Exercise
Transcribe all the records with complete accuracy.

Dataset entries
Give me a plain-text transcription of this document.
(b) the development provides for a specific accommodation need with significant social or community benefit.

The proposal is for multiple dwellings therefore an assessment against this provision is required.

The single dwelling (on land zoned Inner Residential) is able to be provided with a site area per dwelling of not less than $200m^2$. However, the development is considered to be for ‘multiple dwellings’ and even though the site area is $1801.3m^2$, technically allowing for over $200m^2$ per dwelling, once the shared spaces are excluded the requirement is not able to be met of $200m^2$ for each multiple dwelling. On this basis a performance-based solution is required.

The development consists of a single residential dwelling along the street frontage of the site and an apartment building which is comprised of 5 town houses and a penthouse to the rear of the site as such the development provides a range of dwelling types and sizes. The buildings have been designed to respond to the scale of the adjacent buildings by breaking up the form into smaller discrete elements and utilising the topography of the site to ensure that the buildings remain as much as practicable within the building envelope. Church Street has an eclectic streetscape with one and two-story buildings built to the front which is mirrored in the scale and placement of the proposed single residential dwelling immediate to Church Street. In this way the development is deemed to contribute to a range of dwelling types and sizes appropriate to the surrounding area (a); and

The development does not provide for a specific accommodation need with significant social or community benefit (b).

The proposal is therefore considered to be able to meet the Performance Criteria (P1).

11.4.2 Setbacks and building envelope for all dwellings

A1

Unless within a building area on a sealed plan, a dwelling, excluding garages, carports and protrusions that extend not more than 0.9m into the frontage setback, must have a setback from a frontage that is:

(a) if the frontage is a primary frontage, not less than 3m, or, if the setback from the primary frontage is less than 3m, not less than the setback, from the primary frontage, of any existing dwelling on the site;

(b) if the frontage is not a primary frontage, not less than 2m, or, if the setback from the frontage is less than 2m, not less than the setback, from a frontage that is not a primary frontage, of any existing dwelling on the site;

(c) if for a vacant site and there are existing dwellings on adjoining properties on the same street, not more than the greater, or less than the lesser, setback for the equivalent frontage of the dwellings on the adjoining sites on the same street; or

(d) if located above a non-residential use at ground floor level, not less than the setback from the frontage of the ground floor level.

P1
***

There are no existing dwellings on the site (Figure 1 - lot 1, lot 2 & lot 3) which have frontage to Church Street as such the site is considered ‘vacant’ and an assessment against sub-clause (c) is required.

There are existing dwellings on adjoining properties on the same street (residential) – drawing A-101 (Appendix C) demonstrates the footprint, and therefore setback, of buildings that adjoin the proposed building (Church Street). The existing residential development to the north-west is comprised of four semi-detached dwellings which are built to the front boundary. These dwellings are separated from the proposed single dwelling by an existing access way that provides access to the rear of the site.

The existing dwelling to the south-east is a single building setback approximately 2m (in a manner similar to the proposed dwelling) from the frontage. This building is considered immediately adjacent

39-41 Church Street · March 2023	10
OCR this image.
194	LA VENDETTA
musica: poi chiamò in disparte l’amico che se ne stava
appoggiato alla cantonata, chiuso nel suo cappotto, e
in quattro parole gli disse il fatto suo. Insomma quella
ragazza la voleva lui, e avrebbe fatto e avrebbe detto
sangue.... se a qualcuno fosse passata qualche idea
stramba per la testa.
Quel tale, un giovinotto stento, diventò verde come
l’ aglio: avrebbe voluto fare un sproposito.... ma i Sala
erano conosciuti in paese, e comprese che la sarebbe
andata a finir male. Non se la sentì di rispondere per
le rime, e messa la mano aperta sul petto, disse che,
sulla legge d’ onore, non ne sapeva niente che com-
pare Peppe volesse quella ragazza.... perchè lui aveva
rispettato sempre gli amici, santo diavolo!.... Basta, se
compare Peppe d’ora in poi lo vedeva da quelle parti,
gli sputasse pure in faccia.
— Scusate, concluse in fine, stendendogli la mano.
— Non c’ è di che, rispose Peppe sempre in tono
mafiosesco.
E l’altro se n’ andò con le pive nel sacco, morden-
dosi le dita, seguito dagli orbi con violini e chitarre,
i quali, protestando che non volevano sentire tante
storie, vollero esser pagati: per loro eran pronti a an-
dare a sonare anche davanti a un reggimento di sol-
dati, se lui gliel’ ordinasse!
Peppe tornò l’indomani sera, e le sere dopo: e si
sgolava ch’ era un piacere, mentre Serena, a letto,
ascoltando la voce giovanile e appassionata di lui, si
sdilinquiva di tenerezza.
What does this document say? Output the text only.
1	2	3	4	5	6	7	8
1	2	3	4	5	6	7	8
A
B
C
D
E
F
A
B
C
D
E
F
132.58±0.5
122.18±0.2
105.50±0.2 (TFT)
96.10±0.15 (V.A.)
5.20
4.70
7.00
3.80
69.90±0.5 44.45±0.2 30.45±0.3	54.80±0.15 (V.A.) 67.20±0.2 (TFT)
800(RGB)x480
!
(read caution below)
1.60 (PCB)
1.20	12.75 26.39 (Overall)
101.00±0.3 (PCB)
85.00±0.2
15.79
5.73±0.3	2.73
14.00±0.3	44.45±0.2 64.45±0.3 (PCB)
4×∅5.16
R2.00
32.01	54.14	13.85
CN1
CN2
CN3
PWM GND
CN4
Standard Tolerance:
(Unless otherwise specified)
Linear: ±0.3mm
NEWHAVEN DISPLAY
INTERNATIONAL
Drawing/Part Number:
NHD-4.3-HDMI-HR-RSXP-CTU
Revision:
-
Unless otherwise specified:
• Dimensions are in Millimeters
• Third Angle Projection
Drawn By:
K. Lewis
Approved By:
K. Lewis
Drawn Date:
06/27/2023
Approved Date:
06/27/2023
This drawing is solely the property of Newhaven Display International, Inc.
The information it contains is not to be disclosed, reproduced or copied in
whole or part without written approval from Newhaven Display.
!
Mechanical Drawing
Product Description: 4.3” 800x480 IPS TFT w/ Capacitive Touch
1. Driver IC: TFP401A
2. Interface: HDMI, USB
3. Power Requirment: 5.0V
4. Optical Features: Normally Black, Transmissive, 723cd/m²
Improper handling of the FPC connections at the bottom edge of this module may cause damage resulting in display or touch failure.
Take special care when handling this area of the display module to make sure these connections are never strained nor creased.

Result for this task
Give me a plain-text transcription of this document.
(b) the development provides for a specific accommodation need with significant social or community benefit.

The proposal is for multiple dwellings therefore an assessment against this provision is required.

The single dwelling (on land zoned Inner Residential) is able to be provided with a site area per dwelling of not less than $200m^2$. However, the development is considered to be for ‘multiple dwellings’ and even though the site area is $1801.3m^2$, technically allowing for over $200m^2$ per dwelling, once the shared spaces are excluded the requirement is not able to be met of $200m^2$ for each multiple dwelling. On this basis a performance-based solution is required.

The development consists of a single residential dwelling along the street frontage of the site and an apartment building which is comprised of 5 town houses and a penthouse to the rear of the site as such the development provides a range of dwelling types and sizes. The buildings have been designed to respond to the scale of the adjacent buildings by breaking up the form into smaller discrete elements and utilising the topography of the site to ensure that the buildings remain as much as practicable within the building envelope. Church Street has an eclectic streetscape with one and two-story buildings built to the front which is mirrored in the scale and placement of the proposed single residential dwelling immediate to Church Street. In this way the development is deemed to contribute to a range of dwelling types and sizes appropriate to the surrounding area (a); and

The development does not provide for a specific accommodation need with significant social or community benefit (b).

The proposal is therefore considered to be able to meet the Performance Criteria (P1).

11.4.2 Setbacks and building envelope for all dwellings

A1

Unless within a building area on a sealed plan, a dwelling, excluding garages, carports and protrusions that extend not more than 0.9m into the frontage setback, must have a setback from a frontage that is:

(a) if the frontage is a primary frontage, not less than 3m, or, if the setback from the primary frontage is less than 3m, not less than the setback, from the primary frontage, of any existing dwelling on the site;

(b) if the frontage is not a primary frontage, not less than 2m, or, if the setback from the frontage is less than 2m, not less than the setback, from a frontage that is not a primary frontage, of any existing dwelling on the site;

(c) if for a vacant site and there are existing dwellings on adjoining properties on the same street, not more than the greater, or less than the lesser, setback for the equivalent frontage of the dwellings on the adjoining sites on the same street; or

(d) if located above a non-residential use at ground floor level, not less than the setback from the frontage of the ground floor level.

P1
***

There are no existing dwellings on the site (Figure 1 - lot 1, lot 2 & lot 3) which have frontage to Church Street as such the site is considered ‘vacant’ and an assessment against sub-clause (c) is required.

There are existing dwellings on adjoining properties on the same street (residential) – drawing A-101 (Appendix C) demonstrates the footprint, and therefore setback, of buildings that adjoin the proposed building (Church Street). The existing residential development to the north-west is comprised of four semi-detached dwellings which are built to the front boundary. These dwellings are separated from the proposed single dwelling by an existing access way that provides access to the rear of the site.

The existing dwelling to the south-east is a single building setback approximately 2m (in a manner similar to the proposed dwelling) from the frontage. This building is considered immediately adjacent

39-41 Church Street · March 2023	10
OCR this image.
194	LA VENDETTA
musica: poi chiamò in disparte l’amico che se ne stava
appoggiato alla cantonata, chiuso nel suo cappotto, e
in quattro parole gli disse il fatto suo. Insomma quella
ragazza la voleva lui, e avrebbe fatto e avrebbe detto
sangue.... se a qualcuno fosse passata qualche idea
stramba per la testa.
Quel tale, un giovinotto stento, diventò verde come
l’ aglio: avrebbe voluto fare un sproposito.... ma i Sala
erano conosciuti in paese, e comprese che la sarebbe
andata a finir male. Non se la sentì di rispondere per
le rime, e messa la mano aperta sul petto, disse che,
sulla legge d’ onore, non ne sapeva niente che com-
pare Peppe volesse quella ragazza.... perchè lui aveva
rispettato sempre gli amici, santo diavolo!.... Basta, se
compare Peppe d’ora in poi lo vedeva da quelle parti,
gli sputasse pure in faccia.
— Scusate, concluse in fine, stendendogli la mano.
— Non c’ è di che, rispose Peppe sempre in tono
mafiosesco.
E l’altro se n’ andò con le pive nel sacco, morden-
dosi le dita, seguito dagli orbi con violini e chitarre,
i quali, protestando che non volevano sentire tante
storie, vollero esser pagati: per loro eran pronti a an-
dare a sonare anche davanti a un reggimento di sol-
dati, se lui gliel’ ordinasse!
Peppe tornò l’indomani sera, e le sere dopo: e si
sgolava ch’ era un piacere, mentre Serena, a letto,
ascoltando la voce giovanile e appassionata di lui, si
sdilinquiva di tenerezza.
What does this document say? Output the text only.
1	2	3	4	5	6	7	8
1	2	3	4	5	6	7	8
A
B
C
D
E
F
A
B
C
D
E
F
132.58±0.5
122.18±0.2
105.50±0.2 (TFT)
96.10±0.15 (V.A.)
5.20
4.70
7.00
3.80
69.90±0.5 44.45±0.2 30.45±0.3	54.80±0.15 (V.A.) 67.20±0.2 (TFT)
800(RGB)x480
!
(read caution below)
1.60 (PCB)
1.20	12.75 26.39 (Overall)
101.00±0.3 (PCB)
85.00±0.2
15.79
5.73±0.3	2.73
14.00±0.3	44.45±0.2 64.45±0.3 (PCB)
4×∅5.16
R2.00
32.01	54.14	13.85
CN1
CN2
CN3
PWM GND
CN4
Standard Tolerance:
(Unless otherwise specified)
Linear: ±0.3mm
NEWHAVEN DISPLAY
INTERNATIONAL
Drawing/Part Number:
NHD-4.3-HDMI-HR-RSXP-CTU
Revision:
-
Unless otherwise specified:
• Dimensions are in Millimeters
• Third Angle Projection
Drawn By:
K. Lewis
Approved By:
K. Lewis
Drawn Date:
06/27/2023
Approved Date:
06/27/2023
This drawing is solely the property of Newhaven Display International, Inc.
The information it contains is not to be disclosed, reproduced or copied in
whole or part without written approval from Newhaven Display.
!
Mechanical Drawing
Product Description: 4.3” 800x480 IPS TFT w/ Capacitive Touch
1. Driver IC: TFP401A
2. Interface: HDMI, USB
3. Power Requirment: 5.0V
4. Optical Features: Normally Black, Transmissive, 723cd/m²
Improper handling of the FPC connections at the bottom edge of this module may cause damage resulting in display or touch failure.
Take special care when handling this area of the display module to make sure these connections are never strained nor creased.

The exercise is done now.